- _TO BE DONE_: Copy out each line of the data that holds the word "降雨概率".

Stored entries

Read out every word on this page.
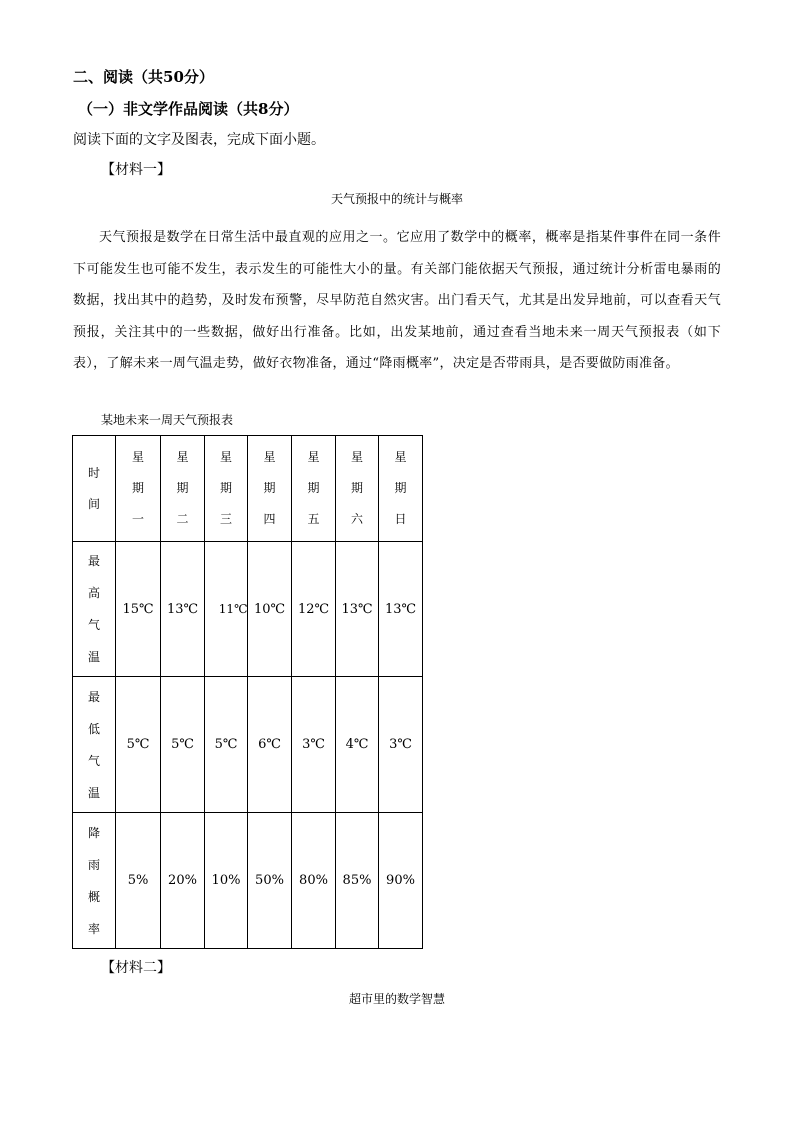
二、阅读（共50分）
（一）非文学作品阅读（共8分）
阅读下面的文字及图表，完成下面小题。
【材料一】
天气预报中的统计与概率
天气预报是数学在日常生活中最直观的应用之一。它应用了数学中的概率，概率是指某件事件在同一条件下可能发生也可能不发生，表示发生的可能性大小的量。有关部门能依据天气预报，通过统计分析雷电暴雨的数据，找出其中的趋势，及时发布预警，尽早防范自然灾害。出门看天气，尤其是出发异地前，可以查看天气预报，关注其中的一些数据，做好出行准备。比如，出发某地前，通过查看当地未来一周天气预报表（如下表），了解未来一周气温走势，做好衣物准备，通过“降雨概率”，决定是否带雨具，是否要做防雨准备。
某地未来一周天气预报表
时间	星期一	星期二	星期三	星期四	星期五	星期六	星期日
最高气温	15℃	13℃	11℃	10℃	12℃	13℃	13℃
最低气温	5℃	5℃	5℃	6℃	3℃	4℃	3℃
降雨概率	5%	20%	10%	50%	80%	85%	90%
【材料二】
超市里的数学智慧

...

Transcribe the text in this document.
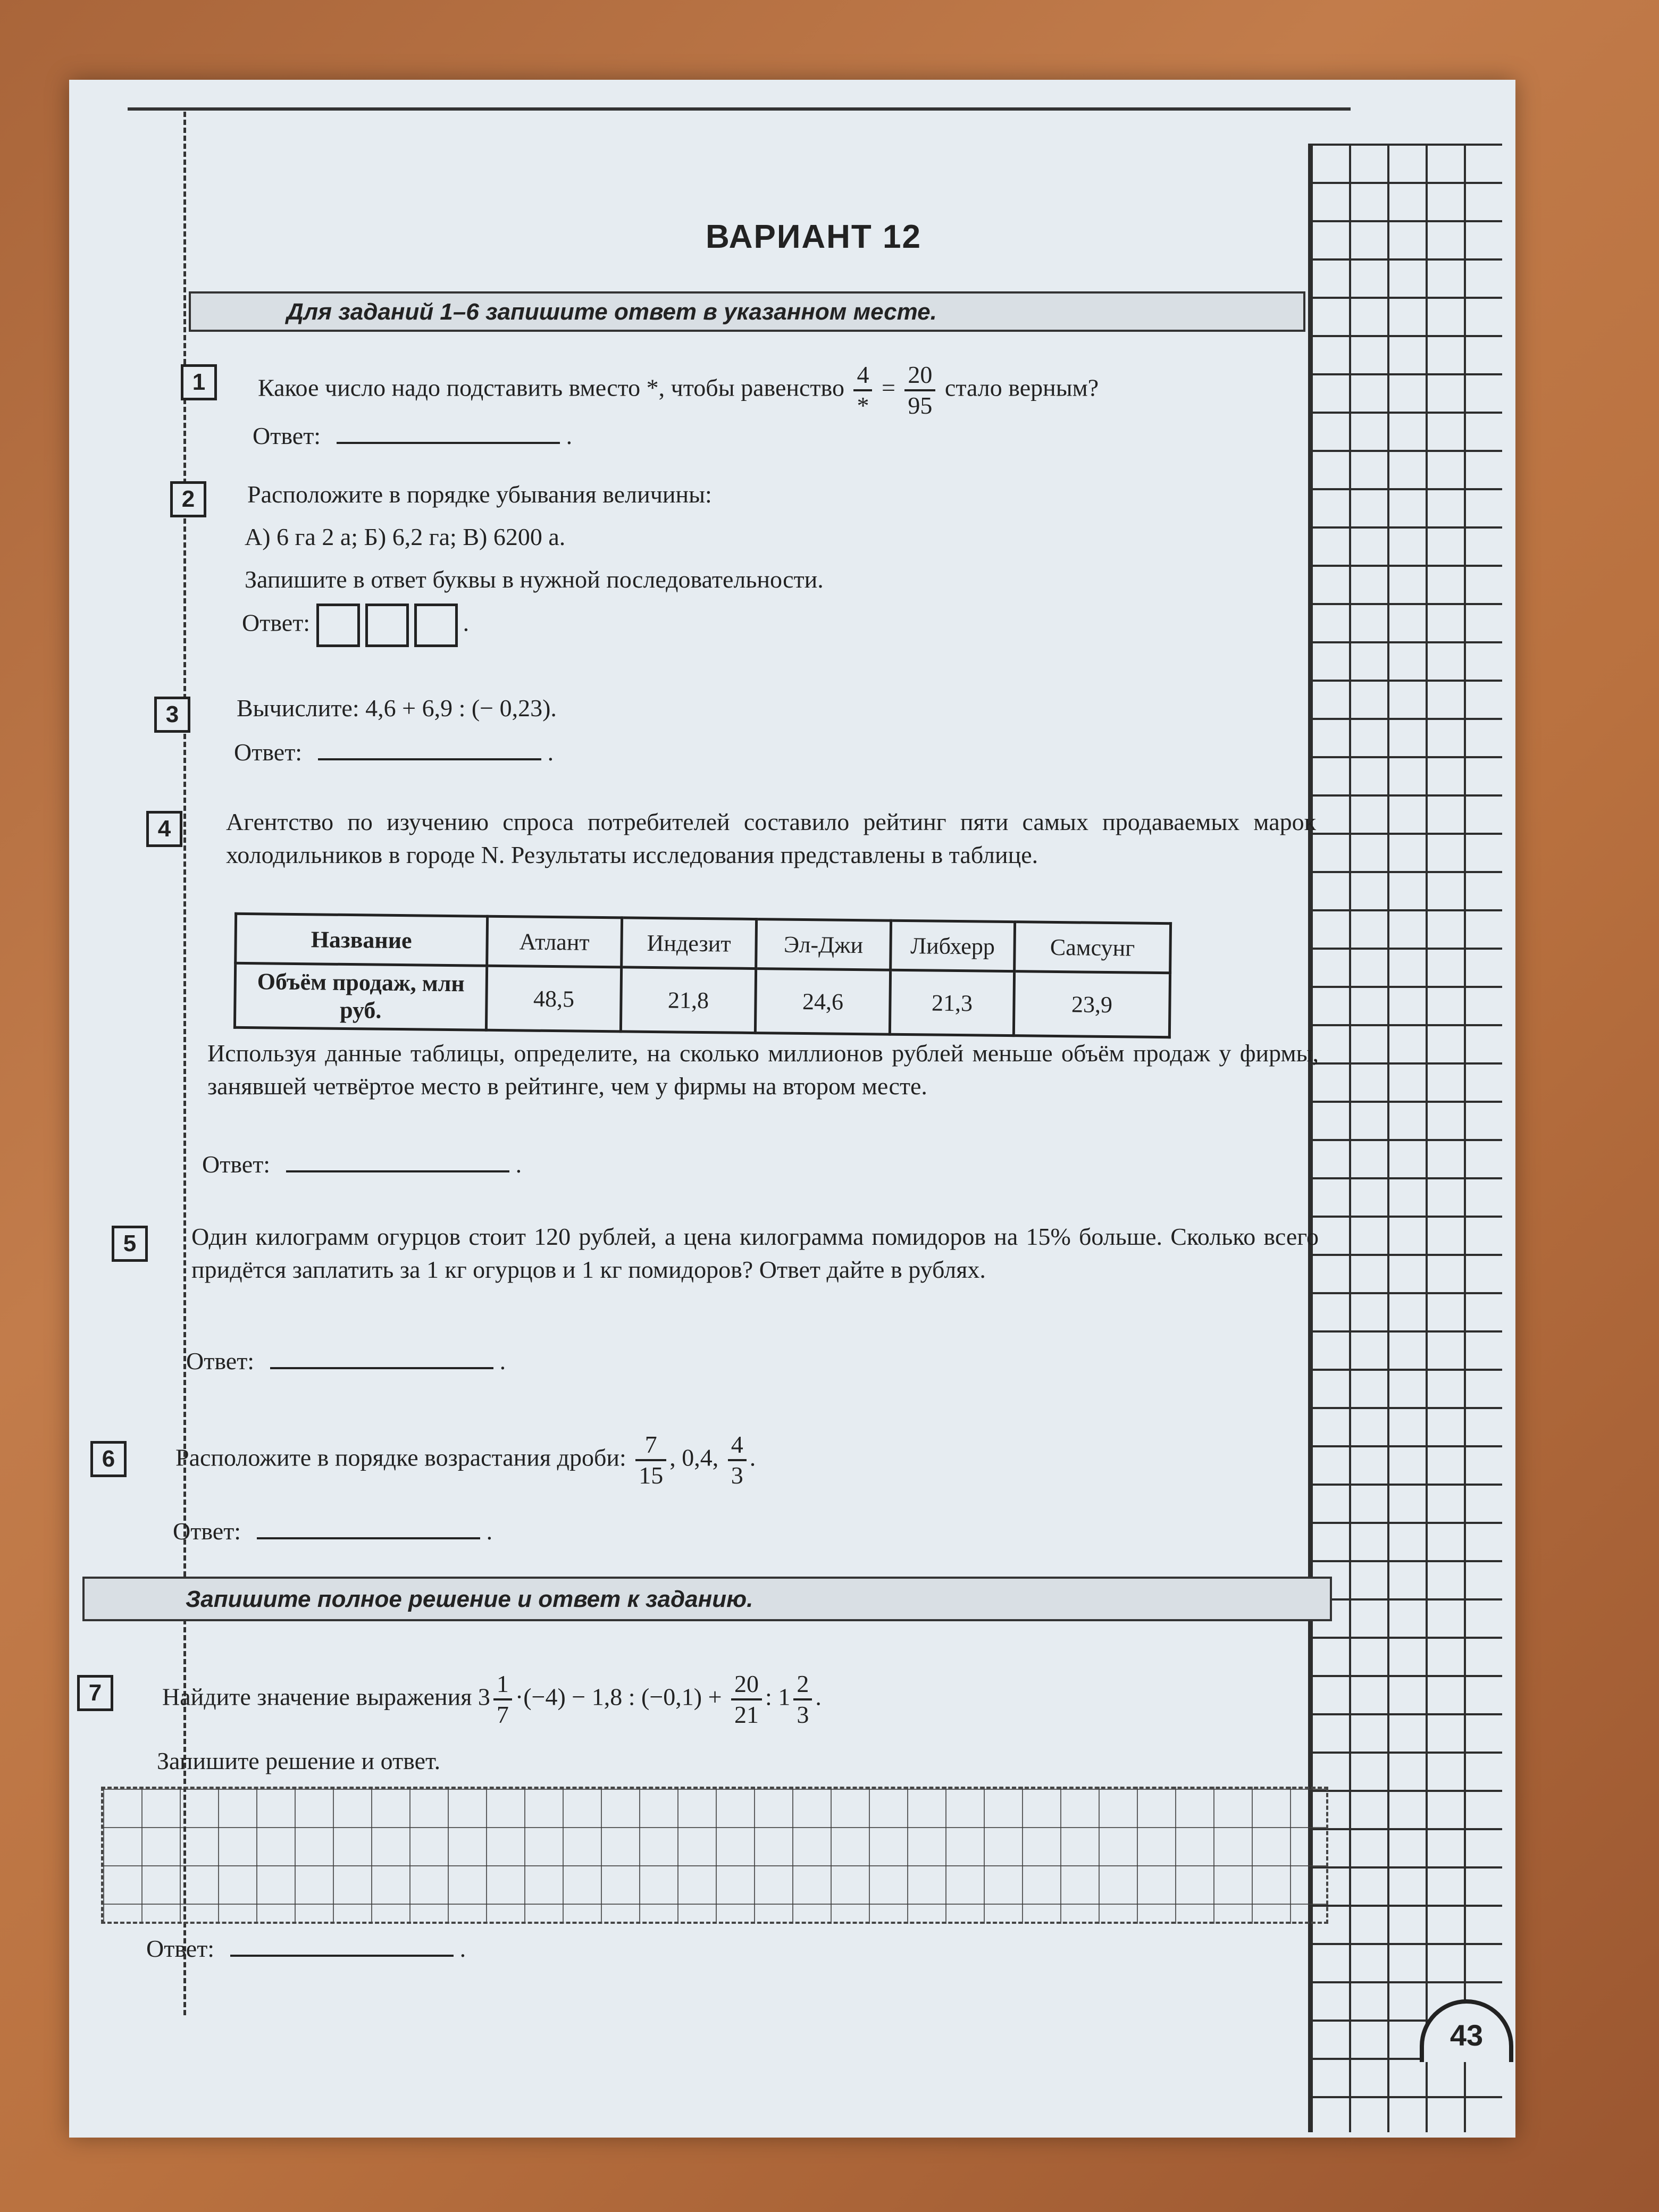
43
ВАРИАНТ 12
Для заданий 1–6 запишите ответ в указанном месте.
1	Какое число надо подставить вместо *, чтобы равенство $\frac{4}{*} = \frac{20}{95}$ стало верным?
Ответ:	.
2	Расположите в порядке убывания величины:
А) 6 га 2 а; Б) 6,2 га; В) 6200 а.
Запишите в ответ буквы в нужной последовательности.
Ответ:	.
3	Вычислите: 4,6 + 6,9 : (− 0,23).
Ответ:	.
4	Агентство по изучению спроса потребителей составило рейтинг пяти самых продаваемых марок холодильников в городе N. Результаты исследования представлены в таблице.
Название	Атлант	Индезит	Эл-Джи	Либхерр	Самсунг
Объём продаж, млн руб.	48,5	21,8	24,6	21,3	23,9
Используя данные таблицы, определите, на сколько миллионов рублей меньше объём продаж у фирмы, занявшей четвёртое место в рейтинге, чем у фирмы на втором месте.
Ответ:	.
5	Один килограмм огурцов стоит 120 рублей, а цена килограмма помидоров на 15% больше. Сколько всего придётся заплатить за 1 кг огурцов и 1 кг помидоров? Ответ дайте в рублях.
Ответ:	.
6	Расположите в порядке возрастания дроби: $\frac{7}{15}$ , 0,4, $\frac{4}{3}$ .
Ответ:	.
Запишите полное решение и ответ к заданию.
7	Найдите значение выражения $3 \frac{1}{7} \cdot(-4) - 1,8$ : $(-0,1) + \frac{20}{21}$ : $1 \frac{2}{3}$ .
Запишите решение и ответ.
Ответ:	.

...

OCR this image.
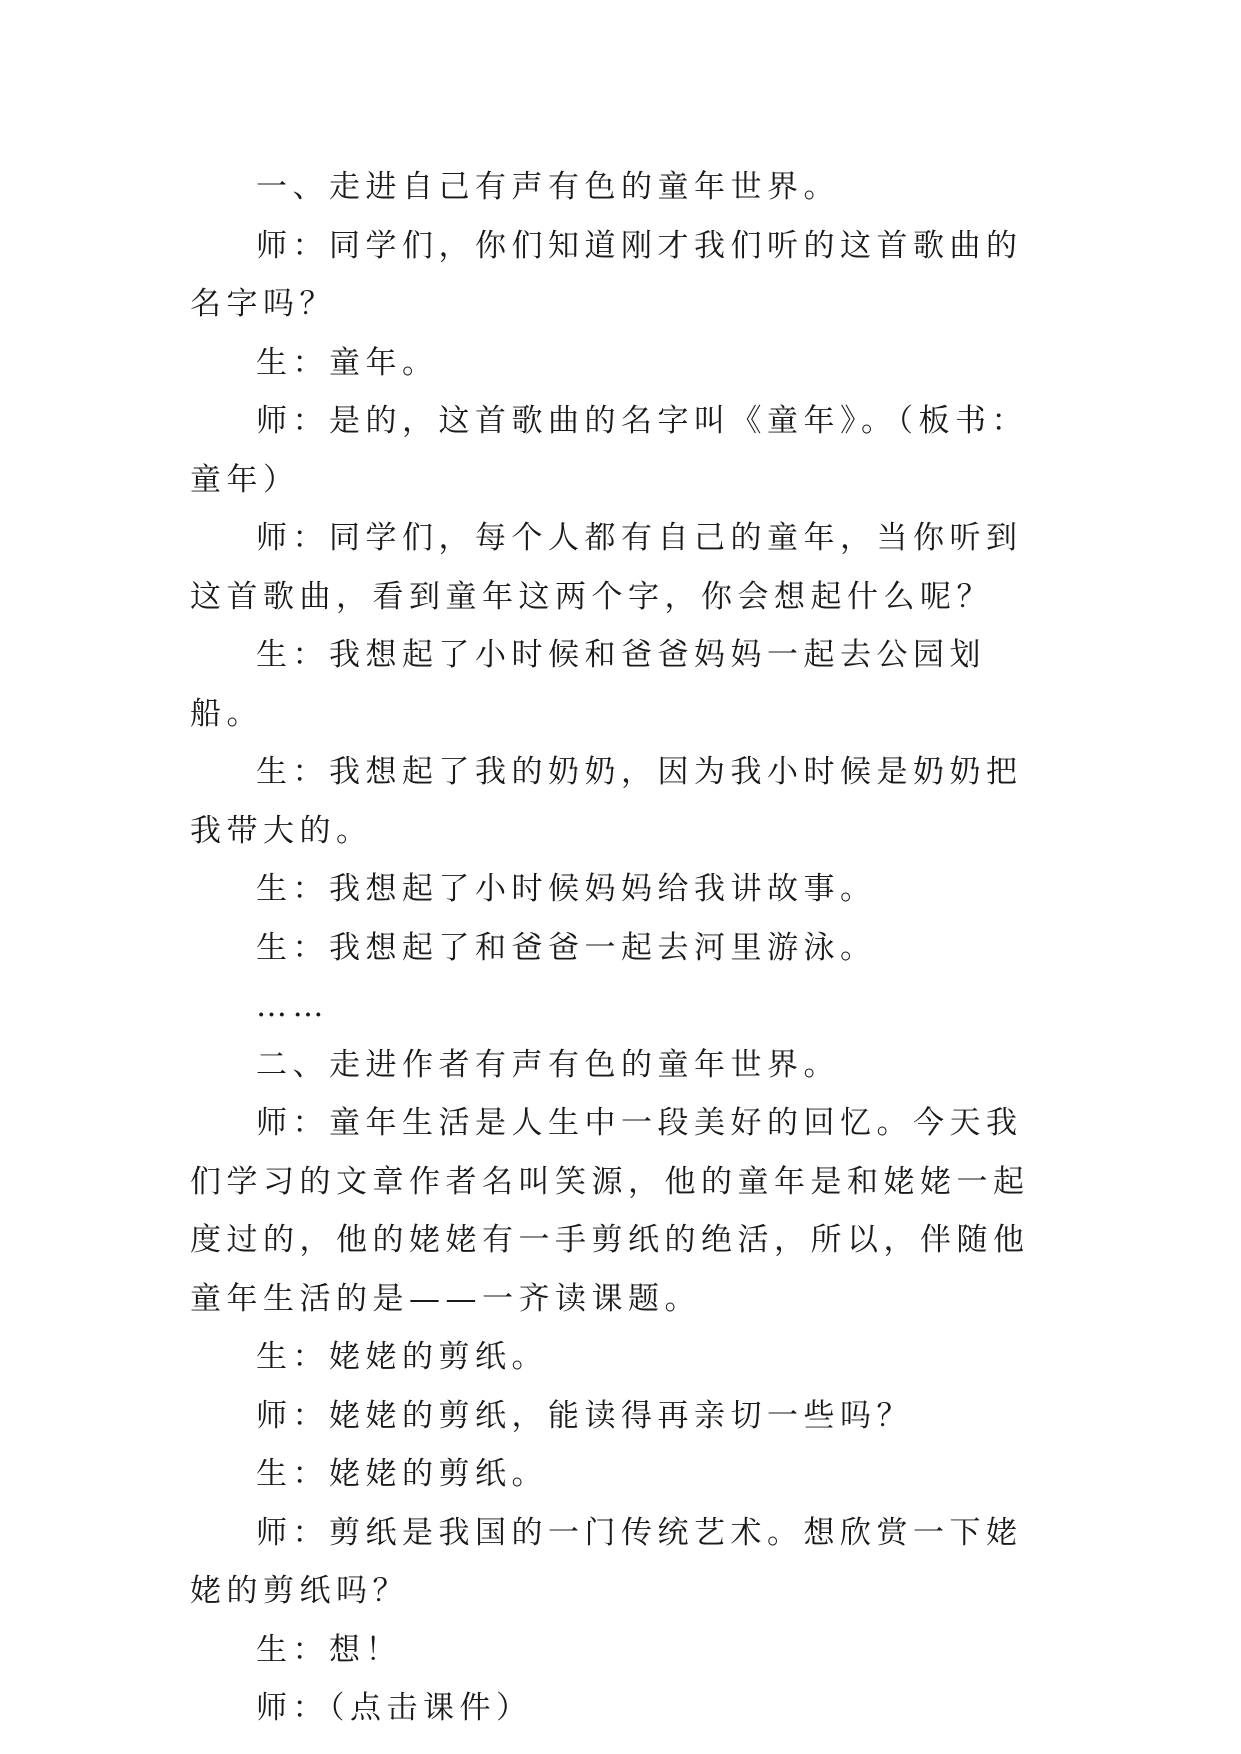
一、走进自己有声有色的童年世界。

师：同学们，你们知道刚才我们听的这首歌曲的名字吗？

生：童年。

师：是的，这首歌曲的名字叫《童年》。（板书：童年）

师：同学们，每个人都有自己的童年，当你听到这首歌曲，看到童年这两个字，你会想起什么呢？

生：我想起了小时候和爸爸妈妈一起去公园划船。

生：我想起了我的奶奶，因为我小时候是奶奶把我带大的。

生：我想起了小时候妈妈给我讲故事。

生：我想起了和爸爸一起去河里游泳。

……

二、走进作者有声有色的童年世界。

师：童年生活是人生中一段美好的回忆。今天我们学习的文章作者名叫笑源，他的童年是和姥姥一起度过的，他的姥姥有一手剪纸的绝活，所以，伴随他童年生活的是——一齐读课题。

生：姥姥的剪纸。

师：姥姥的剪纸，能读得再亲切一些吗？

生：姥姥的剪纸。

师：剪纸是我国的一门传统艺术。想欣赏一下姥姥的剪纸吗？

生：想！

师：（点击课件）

- _EXERCISE RESPONSE_:
天气预报是数学在日常生活中最直观的应用之一。它应用了数学中的概率，概率是指某件事件在同一条件下可能发生也可能不发生，表示发生的可能性大小的量。有关部门能依据天气预报，通过统计分析雷电暴雨的数据，找出其中的趋势，及时发布预警，尽早防范自然灾害。出门看天气，尤其是出发异地前，可以查看天气预报，关注其中的一些数据，做好出行准备。比如，出发某地前，通过查看当地未来一周天气预报表（如下表），了解未来一周气温走势，做好衣物准备，通过“降雨概率”，决定是否带雨具，是否要做防雨准备。
降雨概率	5%	20%	10%	50%	80%	85%	90%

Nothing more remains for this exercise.